_Short task_. Quote the whole listing word for word, please.

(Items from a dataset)
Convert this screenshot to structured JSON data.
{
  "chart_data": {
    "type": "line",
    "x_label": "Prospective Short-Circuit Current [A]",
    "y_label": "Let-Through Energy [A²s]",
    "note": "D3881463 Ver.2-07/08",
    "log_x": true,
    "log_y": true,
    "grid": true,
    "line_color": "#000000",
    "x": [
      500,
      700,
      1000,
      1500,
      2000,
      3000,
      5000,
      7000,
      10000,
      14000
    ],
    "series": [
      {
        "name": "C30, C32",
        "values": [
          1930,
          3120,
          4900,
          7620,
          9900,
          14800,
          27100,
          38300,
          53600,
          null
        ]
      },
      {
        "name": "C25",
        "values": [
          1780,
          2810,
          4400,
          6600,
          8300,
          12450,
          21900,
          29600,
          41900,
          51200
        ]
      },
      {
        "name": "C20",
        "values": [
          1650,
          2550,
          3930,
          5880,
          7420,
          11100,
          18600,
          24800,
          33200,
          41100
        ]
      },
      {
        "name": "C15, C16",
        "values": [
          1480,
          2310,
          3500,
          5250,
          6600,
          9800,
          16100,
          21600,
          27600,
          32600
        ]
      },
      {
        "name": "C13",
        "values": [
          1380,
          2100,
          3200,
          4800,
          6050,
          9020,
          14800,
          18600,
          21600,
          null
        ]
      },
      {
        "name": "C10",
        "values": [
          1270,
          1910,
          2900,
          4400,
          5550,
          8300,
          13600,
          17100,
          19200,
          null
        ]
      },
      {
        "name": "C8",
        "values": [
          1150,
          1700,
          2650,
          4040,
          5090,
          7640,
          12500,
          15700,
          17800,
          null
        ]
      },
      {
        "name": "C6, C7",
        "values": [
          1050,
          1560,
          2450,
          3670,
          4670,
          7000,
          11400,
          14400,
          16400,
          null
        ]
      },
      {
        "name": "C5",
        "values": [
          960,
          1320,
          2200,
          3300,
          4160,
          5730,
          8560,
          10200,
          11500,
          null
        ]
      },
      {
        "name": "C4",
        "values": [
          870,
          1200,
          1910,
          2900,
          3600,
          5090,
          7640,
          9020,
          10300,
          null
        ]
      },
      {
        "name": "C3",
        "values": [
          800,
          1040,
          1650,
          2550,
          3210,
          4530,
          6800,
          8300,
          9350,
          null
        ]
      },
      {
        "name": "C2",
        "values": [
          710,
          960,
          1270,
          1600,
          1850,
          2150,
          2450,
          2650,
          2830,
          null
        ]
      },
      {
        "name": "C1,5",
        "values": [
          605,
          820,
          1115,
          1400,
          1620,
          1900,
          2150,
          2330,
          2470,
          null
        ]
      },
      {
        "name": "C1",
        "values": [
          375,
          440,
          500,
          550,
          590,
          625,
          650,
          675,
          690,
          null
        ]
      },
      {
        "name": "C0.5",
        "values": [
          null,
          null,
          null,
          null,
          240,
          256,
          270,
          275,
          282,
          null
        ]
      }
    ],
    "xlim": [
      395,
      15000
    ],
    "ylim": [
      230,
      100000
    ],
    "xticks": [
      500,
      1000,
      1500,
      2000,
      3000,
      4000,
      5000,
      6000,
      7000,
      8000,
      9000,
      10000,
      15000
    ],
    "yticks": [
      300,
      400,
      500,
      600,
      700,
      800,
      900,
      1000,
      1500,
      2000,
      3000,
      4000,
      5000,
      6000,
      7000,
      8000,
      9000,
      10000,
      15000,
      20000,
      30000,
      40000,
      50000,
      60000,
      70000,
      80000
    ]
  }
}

_Finished answer_.
Convert this screenshot to structured JSON data.
{
  "chart_data": {
    "type": "line",
    "x_label": "Prospective Short-Circuit Current [A]",
    "y_label": "Let-Through Energy [A²s]",
    "note": "D3881463 Ver.2-07/08",
    "log_x": true,
    "log_y": true,
    "grid": true,
    "line_color": "#000000",
    "x": [
      500,
      700,
      1000,
      1500,
      2000,
      3000,
      5000,
      7000,
      10000,
      14000
    ],
    "series": [
      {
        "name": "C30, C32",
        "values": [
          1930,
          3120,
          4900,
          7620,
          9900,
          14800,
          27100,
          38300,
          53600,
          null
        ]
      },
      {
        "name": "C25",
        "values": [
          1780,
          2810,
          4400,
          6600,
          8300,
          12450,
          21900,
          29600,
          41900,
          51200
        ]
      },
      {
        "name": "C20",
        "values": [
          1650,
          2550,
          3930,
          5880,
          7420,
          11100,
          18600,
          24800,
          33200,
          41100
        ]
      },
      {
        "name": "C15, C16",
        "values": [
          1480,
          2310,
          3500,
          5250,
          6600,
          9800,
          16100,
          21600,
          27600,
          32600
        ]
      },
      {
        "name": "C13",
        "values": [
          1380,
          2100,
          3200,
          4800,
          6050,
          9020,
          14800,
          18600,
          21600,
          null
        ]
      },
      {
        "name": "C10",
        "values": [
          1270,
          1910,
          2900,
          4400,
          5550,
          8300,
          13600,
          17100,
          19200,
          null
        ]
      },
      {
        "name": "C8",
        "values": [
          1150,
          1700,
          2650,
          4040,
          5090,
          7640,
          12500,
          15700,
          17800,
          null
        ]
      },
      {
        "name": "C6, C7",
        "values": [
          1050,
          1560,
          2450,
          3670,
          4670,
          7000,
          11400,
          14400,
          16400,
          null
        ]
      },
      {
        "name": "C5",
        "values": [
          960,
          1320,
          2200,
          3300,
          4160,
          5730,
          8560,
          10200,
          11500,
          null
        ]
      },
      {
        "name": "C4",
        "values": [
          870,
          1200,
          1910,
          2900,
          3600,
          5090,
          7640,
          9020,
          10300,
          null
        ]
      },
      {
        "name": "C3",
        "values": [
          800,
          1040,
          1650,
          2550,
          3210,
          4530,
          6800,
          8300,
          9350,
          null
        ]
      },
      {
        "name": "C2",
        "values": [
          710,
          960,
          1270,
          1600,
          1850,
          2150,
          2450,
          2650,
          2830,
          null
        ]
      },
      {
        "name": "C1,5",
        "values": [
          605,
          820,
          1115,
          1400,
          1620,
          1900,
          2150,
          2330,
          2470,
          null
        ]
      },
      {
        "name": "C1",
        "values": [
          375,
          440,
          500,
          550,
          590,
          625,
          650,
          675,
          690,
          null
        ]
      },
      {
        "name": "C0.5",
        "values": [
          null,
          null,
          null,
          null,
          240,
          256,
          270,
          275,
          282,
          null
        ]
      }
    ],
    "xlim": [
      395,
      15000
    ],
    "ylim": [
      230,
      100000
    ],
    "xticks": [
      500,
      1000,
      1500,
      2000,
      3000,
      4000,
      5000,
      6000,
      7000,
      8000,
      9000,
      10000,
      15000
    ],
    "yticks": [
      300,
      400,
      500,
      600,
      700,
      800,
      900,
      1000,
      1500,
      2000,
      3000,
      4000,
      5000,
      6000,
      7000,
      8000,
      9000,
      10000,
      15000,
      20000,
      30000,
      40000,
      50000,
      60000,
      70000,
      80000
    ]
  }
}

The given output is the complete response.